Given request:
Please list all lines of the material below in which the string "оборудования" occurs.

[Source records]

* * * * * * *

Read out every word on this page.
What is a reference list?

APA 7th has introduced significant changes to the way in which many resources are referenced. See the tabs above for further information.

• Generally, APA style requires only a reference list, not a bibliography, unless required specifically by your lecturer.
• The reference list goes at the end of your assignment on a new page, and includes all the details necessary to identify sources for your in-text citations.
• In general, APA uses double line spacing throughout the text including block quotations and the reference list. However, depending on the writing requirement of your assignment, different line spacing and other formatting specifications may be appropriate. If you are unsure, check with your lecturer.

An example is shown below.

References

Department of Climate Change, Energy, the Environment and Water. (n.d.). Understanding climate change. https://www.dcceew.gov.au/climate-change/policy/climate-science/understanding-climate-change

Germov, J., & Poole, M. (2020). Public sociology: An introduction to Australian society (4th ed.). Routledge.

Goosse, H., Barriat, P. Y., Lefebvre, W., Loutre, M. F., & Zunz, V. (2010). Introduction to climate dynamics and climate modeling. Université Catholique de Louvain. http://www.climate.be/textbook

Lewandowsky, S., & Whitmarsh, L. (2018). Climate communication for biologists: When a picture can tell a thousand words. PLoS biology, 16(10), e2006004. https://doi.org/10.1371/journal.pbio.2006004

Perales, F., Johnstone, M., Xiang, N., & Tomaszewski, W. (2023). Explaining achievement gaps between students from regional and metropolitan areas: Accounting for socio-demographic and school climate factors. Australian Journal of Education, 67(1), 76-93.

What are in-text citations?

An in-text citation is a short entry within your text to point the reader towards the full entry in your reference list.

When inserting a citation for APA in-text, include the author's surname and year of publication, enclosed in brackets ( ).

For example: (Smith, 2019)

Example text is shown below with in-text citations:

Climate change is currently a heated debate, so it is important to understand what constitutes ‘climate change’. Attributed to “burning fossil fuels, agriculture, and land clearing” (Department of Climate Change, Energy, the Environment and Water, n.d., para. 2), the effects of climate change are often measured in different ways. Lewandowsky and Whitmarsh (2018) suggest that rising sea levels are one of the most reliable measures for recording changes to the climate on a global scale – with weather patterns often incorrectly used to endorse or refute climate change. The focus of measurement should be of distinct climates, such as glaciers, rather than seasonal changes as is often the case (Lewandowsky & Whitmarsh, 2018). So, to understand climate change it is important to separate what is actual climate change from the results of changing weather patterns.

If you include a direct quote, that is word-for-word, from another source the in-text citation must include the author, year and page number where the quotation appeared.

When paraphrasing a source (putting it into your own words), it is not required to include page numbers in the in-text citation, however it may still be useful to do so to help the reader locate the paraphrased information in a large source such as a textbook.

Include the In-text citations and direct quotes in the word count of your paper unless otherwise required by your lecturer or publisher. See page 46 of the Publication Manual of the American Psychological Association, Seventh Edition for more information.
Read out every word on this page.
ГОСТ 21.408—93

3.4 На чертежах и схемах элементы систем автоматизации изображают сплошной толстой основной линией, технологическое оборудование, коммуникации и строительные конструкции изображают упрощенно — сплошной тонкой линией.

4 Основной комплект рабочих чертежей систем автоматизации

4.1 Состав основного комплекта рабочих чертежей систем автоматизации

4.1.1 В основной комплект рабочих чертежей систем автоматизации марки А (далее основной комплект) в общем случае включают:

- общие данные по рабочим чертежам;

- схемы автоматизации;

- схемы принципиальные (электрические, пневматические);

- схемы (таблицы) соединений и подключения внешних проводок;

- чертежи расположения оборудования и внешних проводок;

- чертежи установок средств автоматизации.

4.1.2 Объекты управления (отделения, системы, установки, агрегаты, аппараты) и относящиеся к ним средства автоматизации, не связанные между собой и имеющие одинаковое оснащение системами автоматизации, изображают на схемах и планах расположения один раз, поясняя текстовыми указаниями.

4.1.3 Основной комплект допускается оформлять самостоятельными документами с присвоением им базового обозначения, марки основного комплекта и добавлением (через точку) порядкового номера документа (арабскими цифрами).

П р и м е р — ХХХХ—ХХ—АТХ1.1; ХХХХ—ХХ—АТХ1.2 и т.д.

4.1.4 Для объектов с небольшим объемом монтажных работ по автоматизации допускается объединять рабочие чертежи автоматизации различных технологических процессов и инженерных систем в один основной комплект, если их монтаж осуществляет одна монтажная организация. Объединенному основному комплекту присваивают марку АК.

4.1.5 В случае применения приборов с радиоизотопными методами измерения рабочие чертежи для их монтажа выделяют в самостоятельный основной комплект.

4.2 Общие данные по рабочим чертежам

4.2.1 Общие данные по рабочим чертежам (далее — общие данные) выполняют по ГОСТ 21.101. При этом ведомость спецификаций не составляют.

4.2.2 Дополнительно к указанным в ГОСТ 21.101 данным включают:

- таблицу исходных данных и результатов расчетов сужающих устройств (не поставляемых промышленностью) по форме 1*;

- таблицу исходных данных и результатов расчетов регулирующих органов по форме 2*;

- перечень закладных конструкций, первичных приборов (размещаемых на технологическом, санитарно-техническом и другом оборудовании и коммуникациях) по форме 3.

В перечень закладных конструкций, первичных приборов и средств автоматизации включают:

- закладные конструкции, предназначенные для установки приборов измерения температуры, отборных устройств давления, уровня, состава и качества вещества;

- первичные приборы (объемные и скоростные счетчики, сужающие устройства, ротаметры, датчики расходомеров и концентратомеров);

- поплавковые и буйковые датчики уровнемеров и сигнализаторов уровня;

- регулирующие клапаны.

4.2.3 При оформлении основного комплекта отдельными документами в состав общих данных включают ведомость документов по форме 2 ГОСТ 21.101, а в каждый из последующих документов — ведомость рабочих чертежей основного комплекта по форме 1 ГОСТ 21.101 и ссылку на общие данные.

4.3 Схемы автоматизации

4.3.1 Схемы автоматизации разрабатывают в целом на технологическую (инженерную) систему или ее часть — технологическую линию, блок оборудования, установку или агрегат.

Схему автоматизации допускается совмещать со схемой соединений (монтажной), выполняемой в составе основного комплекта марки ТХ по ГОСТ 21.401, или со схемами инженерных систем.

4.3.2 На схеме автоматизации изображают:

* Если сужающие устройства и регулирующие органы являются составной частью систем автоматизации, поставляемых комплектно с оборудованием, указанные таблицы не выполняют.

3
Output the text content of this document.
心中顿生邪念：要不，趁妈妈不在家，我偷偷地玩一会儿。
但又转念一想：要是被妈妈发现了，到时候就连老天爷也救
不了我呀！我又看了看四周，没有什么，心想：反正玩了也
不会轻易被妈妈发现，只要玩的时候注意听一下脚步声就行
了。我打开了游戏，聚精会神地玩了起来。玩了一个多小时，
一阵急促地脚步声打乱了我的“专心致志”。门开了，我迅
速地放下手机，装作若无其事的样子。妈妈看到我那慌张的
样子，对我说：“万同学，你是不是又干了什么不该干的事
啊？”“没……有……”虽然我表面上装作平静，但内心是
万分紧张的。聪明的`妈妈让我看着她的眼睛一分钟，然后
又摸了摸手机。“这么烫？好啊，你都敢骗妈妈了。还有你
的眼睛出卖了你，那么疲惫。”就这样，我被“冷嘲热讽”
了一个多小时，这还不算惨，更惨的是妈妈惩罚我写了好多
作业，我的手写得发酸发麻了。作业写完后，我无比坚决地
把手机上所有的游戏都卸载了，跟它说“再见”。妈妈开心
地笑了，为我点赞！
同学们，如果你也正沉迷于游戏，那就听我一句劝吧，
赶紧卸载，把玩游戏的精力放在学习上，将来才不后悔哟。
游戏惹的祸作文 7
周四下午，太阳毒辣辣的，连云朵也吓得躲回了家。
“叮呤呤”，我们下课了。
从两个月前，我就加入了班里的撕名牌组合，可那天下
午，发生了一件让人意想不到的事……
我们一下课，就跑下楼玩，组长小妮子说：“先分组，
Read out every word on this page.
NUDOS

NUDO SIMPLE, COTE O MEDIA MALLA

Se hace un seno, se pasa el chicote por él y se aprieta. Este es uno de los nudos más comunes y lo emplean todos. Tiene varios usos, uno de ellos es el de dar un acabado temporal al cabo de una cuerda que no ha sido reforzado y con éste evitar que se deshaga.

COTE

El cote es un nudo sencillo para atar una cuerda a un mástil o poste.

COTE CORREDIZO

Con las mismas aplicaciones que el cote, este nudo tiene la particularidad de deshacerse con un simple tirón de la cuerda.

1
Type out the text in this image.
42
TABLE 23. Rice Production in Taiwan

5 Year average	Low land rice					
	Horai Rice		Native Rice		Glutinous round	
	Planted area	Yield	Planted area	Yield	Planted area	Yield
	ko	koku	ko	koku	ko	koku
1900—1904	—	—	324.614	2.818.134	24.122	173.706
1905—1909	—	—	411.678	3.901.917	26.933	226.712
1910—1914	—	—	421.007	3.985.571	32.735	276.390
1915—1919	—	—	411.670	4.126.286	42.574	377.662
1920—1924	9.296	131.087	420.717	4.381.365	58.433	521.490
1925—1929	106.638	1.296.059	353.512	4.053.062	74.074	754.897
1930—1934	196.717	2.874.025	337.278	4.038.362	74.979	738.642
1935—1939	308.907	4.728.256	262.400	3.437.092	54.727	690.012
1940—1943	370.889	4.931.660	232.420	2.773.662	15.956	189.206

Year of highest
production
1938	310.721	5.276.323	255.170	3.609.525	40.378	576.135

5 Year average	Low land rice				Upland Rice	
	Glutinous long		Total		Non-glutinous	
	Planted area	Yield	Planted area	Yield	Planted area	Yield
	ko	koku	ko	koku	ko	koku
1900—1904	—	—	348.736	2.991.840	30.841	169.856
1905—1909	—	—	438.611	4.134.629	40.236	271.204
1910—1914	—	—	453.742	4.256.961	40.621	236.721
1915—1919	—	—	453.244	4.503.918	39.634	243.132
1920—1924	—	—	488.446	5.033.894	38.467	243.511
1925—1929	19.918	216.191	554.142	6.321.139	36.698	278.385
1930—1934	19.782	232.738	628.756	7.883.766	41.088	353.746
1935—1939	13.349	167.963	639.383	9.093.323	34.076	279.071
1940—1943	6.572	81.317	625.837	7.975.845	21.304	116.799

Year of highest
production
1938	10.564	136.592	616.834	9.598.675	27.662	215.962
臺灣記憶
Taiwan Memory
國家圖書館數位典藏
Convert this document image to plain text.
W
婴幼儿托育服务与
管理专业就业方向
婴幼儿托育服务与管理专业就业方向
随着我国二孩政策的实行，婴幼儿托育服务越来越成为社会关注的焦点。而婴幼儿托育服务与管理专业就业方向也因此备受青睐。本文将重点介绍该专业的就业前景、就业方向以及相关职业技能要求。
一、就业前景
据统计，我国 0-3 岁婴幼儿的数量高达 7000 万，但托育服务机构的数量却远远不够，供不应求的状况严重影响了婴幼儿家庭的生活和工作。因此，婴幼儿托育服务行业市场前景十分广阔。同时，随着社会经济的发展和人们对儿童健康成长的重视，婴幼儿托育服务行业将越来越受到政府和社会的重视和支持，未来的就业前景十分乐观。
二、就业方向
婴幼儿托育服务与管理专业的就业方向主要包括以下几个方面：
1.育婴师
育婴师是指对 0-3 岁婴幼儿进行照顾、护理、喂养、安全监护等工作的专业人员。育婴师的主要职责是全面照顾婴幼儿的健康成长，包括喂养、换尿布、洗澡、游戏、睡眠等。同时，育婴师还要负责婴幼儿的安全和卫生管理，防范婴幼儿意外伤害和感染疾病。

* * * * * * *

Exercise response:
- чертежи расположения оборудования и внешних проводок;
4.3.1 Схемы автоматизации разрабатывают в целом на технологическую (инженерную) систему или ее часть — технологическую линию, блок оборудования, установку или агрегат.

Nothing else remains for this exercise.